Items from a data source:
====================

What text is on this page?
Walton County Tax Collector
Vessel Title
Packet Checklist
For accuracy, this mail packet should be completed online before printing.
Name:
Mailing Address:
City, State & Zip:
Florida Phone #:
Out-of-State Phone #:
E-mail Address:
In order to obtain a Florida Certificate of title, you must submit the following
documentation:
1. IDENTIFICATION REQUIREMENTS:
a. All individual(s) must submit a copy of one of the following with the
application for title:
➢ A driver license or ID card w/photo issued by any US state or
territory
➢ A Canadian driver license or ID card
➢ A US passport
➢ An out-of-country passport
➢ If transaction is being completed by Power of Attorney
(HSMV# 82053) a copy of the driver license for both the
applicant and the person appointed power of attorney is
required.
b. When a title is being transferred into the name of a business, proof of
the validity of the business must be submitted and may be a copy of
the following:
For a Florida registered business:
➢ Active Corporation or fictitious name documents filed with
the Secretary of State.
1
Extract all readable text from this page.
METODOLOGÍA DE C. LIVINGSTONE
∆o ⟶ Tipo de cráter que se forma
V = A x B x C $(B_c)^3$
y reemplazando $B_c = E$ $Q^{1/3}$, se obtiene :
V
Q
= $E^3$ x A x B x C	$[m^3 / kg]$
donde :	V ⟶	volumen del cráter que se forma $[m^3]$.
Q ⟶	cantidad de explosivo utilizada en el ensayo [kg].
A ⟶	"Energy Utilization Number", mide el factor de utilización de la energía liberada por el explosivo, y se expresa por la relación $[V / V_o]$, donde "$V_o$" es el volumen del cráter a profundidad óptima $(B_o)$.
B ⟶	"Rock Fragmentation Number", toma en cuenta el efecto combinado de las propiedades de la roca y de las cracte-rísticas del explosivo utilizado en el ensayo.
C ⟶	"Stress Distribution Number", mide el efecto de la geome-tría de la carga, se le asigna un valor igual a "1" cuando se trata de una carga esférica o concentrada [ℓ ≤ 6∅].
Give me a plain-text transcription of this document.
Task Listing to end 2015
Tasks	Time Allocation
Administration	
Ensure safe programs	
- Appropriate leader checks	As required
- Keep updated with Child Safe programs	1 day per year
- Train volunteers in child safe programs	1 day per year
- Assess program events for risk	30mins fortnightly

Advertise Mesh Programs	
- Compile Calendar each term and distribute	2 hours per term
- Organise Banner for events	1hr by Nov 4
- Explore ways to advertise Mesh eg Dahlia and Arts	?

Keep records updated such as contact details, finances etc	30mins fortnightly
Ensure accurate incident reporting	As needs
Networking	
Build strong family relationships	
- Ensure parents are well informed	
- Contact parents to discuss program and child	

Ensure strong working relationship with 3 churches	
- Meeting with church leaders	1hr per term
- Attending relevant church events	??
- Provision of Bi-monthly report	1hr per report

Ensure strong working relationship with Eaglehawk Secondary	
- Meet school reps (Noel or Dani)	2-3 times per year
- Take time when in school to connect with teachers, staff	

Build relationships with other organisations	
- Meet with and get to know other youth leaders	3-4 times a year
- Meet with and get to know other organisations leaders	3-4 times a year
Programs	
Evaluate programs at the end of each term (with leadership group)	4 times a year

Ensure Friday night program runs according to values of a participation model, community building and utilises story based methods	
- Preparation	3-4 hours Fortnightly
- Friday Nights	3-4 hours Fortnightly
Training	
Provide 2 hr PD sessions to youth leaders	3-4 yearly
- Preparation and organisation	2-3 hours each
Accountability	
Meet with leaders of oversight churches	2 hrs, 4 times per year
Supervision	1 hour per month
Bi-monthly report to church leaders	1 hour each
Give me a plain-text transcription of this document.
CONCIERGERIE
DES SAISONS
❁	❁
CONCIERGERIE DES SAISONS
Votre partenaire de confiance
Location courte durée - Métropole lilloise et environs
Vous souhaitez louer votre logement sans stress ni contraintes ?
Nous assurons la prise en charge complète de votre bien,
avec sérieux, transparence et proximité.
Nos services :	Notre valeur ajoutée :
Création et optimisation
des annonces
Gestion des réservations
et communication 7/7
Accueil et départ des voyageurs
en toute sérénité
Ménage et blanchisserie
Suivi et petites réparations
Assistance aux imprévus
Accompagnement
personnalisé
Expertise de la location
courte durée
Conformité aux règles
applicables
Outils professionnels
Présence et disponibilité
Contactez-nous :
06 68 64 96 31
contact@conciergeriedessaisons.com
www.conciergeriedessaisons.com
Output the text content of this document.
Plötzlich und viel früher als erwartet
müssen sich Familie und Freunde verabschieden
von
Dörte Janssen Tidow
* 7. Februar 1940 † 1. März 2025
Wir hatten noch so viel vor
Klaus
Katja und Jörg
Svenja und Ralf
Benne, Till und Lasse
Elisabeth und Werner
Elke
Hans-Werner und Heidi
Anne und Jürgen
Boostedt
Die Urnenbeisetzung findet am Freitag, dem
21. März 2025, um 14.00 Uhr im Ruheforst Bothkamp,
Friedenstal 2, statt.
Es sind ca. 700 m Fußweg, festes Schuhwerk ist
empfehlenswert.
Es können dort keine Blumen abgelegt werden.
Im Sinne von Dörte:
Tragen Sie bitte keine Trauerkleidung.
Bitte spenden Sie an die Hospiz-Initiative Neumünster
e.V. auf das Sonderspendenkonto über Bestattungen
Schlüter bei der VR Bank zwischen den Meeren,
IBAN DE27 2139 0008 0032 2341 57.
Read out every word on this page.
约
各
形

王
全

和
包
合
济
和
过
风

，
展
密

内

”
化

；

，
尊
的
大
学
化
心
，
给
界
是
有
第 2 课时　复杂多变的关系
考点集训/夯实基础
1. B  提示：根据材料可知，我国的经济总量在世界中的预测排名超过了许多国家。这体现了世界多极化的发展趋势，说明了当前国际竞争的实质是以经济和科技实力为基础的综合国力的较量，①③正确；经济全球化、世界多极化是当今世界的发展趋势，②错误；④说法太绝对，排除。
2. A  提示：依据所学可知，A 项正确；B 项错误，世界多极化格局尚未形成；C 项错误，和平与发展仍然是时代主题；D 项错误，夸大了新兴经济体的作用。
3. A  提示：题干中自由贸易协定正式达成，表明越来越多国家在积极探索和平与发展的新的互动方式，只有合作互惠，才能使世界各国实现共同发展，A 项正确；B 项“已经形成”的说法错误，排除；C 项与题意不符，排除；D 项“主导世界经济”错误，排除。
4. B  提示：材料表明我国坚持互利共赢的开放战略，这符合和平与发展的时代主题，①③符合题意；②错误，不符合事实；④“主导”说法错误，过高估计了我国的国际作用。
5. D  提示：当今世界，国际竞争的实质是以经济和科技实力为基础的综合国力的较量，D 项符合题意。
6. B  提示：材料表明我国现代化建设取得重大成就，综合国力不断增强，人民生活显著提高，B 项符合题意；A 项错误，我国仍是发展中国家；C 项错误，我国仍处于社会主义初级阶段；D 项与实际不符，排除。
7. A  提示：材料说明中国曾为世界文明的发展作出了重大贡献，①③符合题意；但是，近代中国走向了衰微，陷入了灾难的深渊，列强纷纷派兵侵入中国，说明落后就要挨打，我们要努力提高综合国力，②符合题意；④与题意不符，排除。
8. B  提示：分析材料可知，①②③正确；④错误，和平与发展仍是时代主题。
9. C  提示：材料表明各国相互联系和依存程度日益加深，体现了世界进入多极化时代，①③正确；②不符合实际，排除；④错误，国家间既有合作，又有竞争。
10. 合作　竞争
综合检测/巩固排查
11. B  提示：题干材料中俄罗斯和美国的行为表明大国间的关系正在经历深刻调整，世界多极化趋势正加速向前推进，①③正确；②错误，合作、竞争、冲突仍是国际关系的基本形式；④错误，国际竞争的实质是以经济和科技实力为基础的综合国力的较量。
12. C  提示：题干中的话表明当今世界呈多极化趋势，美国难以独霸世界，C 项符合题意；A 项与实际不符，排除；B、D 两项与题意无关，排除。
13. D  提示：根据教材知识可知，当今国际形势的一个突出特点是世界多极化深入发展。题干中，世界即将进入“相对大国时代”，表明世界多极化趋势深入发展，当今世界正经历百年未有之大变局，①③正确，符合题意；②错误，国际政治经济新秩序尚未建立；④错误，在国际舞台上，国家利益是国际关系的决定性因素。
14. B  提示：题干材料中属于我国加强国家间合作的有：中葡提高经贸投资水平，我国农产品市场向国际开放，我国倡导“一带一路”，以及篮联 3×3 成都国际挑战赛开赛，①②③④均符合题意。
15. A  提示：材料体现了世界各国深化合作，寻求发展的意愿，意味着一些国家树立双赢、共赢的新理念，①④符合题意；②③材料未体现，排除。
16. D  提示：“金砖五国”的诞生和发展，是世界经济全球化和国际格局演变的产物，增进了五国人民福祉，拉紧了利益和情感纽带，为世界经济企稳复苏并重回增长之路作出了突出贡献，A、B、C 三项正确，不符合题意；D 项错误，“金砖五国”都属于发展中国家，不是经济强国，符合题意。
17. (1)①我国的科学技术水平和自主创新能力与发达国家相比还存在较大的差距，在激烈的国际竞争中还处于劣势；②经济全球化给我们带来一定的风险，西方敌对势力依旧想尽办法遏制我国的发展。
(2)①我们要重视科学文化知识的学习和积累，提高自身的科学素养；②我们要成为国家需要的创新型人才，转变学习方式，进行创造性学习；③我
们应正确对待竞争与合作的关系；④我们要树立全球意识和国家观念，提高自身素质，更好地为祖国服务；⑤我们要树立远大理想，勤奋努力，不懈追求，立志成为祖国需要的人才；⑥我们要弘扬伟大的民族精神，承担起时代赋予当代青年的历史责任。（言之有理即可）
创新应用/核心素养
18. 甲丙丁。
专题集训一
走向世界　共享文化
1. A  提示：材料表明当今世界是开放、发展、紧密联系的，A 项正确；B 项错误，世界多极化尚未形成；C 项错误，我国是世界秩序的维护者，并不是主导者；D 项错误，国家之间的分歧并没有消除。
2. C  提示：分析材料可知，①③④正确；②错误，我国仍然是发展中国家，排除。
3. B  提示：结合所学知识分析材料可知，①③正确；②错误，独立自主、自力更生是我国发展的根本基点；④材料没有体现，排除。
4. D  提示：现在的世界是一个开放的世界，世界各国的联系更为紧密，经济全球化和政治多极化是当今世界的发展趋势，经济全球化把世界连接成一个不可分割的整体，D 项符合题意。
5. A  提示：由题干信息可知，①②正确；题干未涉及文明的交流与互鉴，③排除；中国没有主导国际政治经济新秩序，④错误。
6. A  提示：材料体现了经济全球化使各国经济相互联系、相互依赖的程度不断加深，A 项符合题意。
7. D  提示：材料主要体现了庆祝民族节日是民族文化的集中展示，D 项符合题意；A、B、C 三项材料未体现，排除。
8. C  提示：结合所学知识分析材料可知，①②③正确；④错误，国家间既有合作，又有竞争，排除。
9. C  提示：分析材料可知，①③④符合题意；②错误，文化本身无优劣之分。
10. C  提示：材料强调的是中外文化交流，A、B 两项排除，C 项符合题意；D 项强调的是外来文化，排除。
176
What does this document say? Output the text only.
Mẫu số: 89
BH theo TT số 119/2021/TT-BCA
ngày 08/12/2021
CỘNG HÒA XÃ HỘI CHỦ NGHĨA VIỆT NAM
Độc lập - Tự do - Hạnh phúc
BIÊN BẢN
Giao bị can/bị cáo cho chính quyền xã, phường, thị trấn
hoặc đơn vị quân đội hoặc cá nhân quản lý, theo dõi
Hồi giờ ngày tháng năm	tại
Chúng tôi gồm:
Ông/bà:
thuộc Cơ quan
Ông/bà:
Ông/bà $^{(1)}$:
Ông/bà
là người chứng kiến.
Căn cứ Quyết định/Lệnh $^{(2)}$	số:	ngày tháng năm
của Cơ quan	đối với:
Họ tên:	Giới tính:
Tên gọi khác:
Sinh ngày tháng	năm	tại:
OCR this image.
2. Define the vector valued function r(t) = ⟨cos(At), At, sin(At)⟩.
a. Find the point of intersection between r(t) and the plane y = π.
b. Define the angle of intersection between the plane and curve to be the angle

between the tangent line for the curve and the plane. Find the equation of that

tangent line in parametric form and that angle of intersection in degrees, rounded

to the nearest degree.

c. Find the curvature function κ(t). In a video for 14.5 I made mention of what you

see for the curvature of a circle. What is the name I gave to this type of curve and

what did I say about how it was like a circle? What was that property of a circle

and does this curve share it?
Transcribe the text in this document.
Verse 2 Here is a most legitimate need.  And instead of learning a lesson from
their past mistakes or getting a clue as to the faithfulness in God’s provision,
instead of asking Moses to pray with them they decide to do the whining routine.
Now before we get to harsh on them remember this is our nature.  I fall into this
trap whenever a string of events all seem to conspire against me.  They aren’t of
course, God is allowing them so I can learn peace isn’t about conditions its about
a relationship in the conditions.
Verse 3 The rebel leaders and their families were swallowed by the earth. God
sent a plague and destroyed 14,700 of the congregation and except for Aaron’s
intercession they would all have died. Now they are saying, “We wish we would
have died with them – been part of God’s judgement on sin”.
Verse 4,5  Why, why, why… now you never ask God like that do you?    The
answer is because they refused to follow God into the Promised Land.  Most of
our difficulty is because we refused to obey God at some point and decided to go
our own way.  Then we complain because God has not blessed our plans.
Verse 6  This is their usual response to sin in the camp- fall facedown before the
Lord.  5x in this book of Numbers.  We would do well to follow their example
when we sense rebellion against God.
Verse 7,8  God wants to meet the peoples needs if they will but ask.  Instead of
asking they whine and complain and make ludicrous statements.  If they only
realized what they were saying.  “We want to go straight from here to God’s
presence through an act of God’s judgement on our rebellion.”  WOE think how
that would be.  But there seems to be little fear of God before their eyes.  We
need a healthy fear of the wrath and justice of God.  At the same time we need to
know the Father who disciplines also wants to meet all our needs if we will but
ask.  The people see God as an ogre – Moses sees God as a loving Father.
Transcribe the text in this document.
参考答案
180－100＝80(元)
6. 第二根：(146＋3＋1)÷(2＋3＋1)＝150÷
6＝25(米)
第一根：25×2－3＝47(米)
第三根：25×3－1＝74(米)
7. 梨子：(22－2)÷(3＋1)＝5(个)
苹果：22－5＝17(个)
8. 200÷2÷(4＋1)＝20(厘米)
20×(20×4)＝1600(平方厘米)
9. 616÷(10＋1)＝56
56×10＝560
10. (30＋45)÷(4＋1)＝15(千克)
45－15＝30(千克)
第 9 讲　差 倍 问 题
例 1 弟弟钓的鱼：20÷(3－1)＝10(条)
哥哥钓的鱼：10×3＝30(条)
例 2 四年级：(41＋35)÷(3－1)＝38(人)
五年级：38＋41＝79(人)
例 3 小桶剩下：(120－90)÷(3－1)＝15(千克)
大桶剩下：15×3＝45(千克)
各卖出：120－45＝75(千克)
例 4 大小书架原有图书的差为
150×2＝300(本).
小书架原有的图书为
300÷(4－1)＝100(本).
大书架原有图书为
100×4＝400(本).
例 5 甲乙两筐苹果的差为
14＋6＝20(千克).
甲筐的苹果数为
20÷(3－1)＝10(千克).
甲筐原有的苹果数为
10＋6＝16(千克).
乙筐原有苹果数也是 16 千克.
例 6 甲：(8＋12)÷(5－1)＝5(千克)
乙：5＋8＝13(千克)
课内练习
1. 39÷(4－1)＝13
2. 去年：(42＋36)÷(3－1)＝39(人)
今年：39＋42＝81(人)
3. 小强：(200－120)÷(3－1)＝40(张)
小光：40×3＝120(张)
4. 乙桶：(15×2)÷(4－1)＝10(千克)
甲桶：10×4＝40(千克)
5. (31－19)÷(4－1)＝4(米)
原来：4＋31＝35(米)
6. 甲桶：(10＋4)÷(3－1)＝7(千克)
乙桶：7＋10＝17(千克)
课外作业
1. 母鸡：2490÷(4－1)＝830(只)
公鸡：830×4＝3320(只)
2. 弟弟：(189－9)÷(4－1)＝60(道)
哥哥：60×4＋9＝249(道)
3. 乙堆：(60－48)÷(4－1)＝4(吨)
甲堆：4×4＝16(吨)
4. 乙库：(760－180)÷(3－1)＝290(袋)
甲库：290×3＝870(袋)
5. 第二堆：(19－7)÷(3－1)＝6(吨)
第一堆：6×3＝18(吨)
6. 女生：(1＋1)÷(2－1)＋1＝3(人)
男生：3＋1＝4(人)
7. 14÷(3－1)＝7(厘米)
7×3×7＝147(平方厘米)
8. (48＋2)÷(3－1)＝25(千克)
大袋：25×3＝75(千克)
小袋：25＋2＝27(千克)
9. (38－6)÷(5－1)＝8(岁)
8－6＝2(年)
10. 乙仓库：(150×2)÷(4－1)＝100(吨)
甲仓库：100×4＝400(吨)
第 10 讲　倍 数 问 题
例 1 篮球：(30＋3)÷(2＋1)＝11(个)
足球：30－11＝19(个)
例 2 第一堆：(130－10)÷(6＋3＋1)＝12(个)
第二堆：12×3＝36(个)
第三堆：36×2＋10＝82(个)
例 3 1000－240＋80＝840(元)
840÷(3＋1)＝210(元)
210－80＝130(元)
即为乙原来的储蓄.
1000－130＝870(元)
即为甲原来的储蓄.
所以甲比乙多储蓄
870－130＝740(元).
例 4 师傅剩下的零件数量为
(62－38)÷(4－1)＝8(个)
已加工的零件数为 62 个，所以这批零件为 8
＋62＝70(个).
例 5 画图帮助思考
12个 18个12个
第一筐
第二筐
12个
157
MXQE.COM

====================

What the task requires: Copy each line of the data that contains the word "before".

Result for this exercise:
For accuracy, this mail packet should be completed online before printing.
Now before we get to harsh on them remember this is our nature.  I fall into this
Verse 6  This is their usual response to sin in the camp- fall facedown before the
that would be.  But there seems to be little fear of God before their eyes.  We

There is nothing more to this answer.